» GIVEN REQUEST: Reproduce the data in its entirety, exactly as supplied.
——————————
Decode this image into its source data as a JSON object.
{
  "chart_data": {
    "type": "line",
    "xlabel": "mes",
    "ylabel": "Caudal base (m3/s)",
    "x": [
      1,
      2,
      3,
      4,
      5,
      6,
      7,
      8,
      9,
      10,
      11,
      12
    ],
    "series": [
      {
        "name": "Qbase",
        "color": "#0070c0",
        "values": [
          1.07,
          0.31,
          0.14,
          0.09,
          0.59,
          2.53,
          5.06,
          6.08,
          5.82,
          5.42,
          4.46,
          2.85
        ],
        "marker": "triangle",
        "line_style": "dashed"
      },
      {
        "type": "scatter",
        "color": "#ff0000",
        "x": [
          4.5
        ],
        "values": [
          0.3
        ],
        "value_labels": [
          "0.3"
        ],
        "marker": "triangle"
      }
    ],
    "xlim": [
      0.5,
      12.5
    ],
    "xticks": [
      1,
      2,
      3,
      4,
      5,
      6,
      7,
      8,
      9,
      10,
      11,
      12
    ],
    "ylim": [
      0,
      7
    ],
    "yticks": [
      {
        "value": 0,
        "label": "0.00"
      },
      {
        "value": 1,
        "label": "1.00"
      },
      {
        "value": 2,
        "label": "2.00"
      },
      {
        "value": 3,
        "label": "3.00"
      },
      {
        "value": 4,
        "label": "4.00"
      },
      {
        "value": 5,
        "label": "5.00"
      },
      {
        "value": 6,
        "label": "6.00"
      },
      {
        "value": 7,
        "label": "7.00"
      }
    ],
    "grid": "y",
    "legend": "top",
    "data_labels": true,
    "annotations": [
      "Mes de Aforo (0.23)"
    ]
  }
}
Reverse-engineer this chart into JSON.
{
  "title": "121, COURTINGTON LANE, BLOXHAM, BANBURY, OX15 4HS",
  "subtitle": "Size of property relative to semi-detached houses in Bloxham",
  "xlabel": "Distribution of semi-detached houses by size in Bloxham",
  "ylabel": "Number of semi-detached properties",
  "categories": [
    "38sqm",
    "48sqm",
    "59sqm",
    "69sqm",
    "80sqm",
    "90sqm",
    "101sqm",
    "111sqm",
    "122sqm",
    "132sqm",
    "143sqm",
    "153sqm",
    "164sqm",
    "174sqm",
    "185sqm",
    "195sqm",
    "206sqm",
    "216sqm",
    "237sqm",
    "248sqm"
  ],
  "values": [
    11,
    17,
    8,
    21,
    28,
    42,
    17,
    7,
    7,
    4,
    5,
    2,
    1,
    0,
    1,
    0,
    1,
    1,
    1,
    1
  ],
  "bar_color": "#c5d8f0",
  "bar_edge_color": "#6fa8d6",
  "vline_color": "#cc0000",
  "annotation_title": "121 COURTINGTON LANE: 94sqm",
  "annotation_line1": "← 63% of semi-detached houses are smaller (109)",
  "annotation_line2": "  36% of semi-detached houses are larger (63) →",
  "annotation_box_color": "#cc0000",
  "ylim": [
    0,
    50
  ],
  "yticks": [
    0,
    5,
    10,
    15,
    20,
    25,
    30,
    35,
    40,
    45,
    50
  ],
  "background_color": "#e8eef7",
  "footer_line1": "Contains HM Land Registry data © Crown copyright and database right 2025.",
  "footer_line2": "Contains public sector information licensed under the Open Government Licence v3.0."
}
——————————
» IN RESPONSE:
Decode this image into its source data as a JSON object.
{
  "chart_data": {
    "type": "line",
    "xlabel": "mes",
    "ylabel": "Caudal base (m3/s)",
    "x": [
      1,
      2,
      3,
      4,
      5,
      6,
      7,
      8,
      9,
      10,
      11,
      12
    ],
    "series": [
      {
        "name": "Qbase",
        "color": "#0070c0",
        "values": [
          1.07,
          0.31,
          0.14,
          0.09,
          0.59,
          2.53,
          5.06,
          6.08,
          5.82,
          5.42,
          4.46,
          2.85
        ],
        "marker": "triangle",
        "line_style": "dashed"
      },
      {
        "type": "scatter",
        "color": "#ff0000",
        "x": [
          4.5
        ],
        "values": [
          0.3
        ],
        "value_labels": [
          "0.3"
        ],
        "marker": "triangle"
      }
    ],
    "xlim": [
      0.5,
      12.5
    ],
    "xticks": [
      1,
      2,
      3,
      4,
      5,
      6,
      7,
      8,
      9,
      10,
      11,
      12
    ],
    "ylim": [
      0,
      7
    ],
    "yticks": [
      {
        "value": 0,
        "label": "0.00"
      },
      {
        "value": 1,
        "label": "1.00"
      },
      {
        "value": 2,
        "label": "2.00"
      },
      {
        "value": 3,
        "label": "3.00"
      },
      {
        "value": 4,
        "label": "4.00"
      },
      {
        "value": 5,
        "label": "5.00"
      },
      {
        "value": 6,
        "label": "6.00"
      },
      {
        "value": 7,
        "label": "7.00"
      }
    ],
    "grid": "y",
    "legend": "top",
    "data_labels": true,
    "annotations": [
      "Mes de Aforo (0.23)"
    ]
  }
}
Reverse-engineer this chart into JSON.
{
  "title": "121, COURTINGTON LANE, BLOXHAM, BANBURY, OX15 4HS",
  "subtitle": "Size of property relative to semi-detached houses in Bloxham",
  "xlabel": "Distribution of semi-detached houses by size in Bloxham",
  "ylabel": "Number of semi-detached properties",
  "categories": [
    "38sqm",
    "48sqm",
    "59sqm",
    "69sqm",
    "80sqm",
    "90sqm",
    "101sqm",
    "111sqm",
    "122sqm",
    "132sqm",
    "143sqm",
    "153sqm",
    "164sqm",
    "174sqm",
    "185sqm",
    "195sqm",
    "206sqm",
    "216sqm",
    "237sqm",
    "248sqm"
  ],
  "values": [
    11,
    17,
    8,
    21,
    28,
    42,
    17,
    7,
    7,
    4,
    5,
    2,
    1,
    0,
    1,
    0,
    1,
    1,
    1,
    1
  ],
  "bar_color": "#c5d8f0",
  "bar_edge_color": "#6fa8d6",
  "vline_color": "#cc0000",
  "annotation_title": "121 COURTINGTON LANE: 94sqm",
  "annotation_line1": "← 63% of semi-detached houses are smaller (109)",
  "annotation_line2": "  36% of semi-detached houses are larger (63) →",
  "annotation_box_color": "#cc0000",
  "ylim": [
    0,
    50
  ],
  "yticks": [
    0,
    5,
    10,
    15,
    20,
    25,
    30,
    35,
    40,
    45,
    50
  ],
  "background_color": "#e8eef7",
  "footer_line1": "Contains HM Land Registry data © Crown copyright and database right 2025.",
  "footer_line2": "Contains public sector information licensed under the Open Government Licence v3.0."
}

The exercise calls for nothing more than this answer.